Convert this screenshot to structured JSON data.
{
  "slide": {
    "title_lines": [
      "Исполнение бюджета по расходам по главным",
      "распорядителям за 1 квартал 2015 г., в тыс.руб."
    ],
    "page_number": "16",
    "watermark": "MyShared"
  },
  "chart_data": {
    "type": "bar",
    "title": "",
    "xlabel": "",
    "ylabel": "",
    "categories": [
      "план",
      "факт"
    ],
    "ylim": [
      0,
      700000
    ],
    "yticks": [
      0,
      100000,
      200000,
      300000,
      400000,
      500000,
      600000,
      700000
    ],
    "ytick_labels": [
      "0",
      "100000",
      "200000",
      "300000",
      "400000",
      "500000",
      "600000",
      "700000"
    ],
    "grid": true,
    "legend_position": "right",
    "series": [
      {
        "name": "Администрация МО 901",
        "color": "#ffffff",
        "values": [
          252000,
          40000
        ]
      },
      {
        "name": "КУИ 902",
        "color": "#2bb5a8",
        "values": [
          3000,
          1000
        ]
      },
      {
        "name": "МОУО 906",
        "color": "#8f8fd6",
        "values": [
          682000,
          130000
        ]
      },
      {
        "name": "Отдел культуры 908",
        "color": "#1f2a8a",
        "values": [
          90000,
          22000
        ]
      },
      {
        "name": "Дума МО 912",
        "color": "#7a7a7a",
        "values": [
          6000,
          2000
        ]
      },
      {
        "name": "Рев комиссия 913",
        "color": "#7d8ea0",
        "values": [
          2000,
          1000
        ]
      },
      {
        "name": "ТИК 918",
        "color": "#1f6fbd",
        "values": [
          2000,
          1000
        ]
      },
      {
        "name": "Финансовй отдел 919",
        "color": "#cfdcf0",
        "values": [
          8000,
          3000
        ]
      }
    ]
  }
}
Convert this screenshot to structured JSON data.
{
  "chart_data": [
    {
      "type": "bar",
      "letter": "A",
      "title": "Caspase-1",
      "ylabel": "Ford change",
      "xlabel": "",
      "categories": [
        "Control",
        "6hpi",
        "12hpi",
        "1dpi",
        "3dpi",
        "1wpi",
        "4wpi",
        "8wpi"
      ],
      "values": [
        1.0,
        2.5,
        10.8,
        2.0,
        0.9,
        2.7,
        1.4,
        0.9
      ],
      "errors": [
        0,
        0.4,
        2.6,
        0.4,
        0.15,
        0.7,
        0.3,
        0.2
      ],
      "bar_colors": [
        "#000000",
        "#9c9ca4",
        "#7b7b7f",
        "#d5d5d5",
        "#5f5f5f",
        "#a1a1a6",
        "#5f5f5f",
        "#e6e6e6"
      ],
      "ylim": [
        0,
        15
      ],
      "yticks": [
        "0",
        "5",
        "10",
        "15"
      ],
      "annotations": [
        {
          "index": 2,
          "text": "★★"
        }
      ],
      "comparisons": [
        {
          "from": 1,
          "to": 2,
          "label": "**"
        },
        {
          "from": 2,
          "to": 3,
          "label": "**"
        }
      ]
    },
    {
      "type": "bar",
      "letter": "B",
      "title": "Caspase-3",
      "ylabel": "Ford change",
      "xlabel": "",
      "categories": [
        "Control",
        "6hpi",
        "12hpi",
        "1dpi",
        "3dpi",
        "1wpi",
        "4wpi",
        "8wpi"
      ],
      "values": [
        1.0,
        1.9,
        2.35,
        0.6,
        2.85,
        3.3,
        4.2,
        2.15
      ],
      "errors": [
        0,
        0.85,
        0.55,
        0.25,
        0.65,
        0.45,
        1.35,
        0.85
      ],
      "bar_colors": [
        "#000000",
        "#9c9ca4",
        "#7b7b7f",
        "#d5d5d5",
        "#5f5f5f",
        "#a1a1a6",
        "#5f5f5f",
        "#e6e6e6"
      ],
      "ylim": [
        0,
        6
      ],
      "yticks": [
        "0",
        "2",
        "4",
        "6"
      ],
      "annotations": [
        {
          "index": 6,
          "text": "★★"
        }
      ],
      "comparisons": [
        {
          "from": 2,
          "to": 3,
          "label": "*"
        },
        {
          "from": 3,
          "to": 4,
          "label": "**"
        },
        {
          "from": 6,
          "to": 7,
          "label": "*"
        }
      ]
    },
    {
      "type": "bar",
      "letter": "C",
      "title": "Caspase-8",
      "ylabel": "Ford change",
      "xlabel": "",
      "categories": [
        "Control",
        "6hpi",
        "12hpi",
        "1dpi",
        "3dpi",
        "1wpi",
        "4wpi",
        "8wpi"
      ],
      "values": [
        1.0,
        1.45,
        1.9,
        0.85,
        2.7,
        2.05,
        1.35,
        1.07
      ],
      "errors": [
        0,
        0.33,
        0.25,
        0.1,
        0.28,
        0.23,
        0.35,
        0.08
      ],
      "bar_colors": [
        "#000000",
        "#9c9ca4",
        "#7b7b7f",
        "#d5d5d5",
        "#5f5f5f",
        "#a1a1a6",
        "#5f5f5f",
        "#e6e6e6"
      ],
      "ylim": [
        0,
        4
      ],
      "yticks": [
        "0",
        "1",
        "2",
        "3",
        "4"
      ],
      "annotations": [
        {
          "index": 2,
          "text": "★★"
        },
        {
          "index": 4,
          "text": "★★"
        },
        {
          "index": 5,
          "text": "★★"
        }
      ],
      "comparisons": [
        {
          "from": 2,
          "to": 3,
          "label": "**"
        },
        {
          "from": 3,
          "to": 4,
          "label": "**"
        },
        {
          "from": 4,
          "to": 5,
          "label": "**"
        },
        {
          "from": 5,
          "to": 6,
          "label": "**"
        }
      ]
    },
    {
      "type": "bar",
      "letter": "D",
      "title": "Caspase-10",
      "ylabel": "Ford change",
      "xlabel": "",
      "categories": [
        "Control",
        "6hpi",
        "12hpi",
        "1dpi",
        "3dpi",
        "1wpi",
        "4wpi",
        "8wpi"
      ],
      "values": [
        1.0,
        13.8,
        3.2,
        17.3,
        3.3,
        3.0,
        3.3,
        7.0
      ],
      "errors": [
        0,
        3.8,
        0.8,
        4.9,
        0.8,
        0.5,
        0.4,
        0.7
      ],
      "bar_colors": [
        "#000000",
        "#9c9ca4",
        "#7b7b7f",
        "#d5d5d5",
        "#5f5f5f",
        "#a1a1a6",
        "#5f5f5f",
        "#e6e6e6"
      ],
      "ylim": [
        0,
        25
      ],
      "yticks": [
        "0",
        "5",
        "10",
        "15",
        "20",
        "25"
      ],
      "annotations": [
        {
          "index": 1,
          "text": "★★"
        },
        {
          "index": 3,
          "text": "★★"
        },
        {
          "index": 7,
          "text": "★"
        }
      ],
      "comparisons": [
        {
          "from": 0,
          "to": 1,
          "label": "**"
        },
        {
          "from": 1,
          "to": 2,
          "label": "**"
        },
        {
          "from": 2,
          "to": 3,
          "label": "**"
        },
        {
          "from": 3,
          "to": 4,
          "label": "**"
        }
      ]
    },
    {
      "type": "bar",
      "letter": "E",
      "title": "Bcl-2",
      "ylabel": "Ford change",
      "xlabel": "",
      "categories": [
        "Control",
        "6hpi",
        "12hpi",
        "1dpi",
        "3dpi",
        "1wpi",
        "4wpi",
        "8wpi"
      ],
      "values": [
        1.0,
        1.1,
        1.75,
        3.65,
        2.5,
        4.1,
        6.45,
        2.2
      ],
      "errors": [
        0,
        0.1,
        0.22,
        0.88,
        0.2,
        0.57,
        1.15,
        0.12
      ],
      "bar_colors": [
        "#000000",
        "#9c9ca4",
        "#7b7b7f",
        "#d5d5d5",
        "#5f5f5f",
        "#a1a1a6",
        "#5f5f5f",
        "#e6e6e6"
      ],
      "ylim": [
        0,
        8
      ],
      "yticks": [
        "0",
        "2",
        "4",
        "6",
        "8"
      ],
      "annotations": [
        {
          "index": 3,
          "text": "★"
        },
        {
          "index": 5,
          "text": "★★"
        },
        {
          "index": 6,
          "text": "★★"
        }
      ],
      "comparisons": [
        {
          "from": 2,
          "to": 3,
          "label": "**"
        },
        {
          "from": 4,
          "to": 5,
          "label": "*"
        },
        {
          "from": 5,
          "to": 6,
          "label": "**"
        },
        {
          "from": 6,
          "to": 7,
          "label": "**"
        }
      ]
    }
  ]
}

■ DESCRIPTION OF THE TASK ■
Tally the lines of the listing above that include the word "name". Answer with the number alone.

■ EXPECTED ANSWER ■
8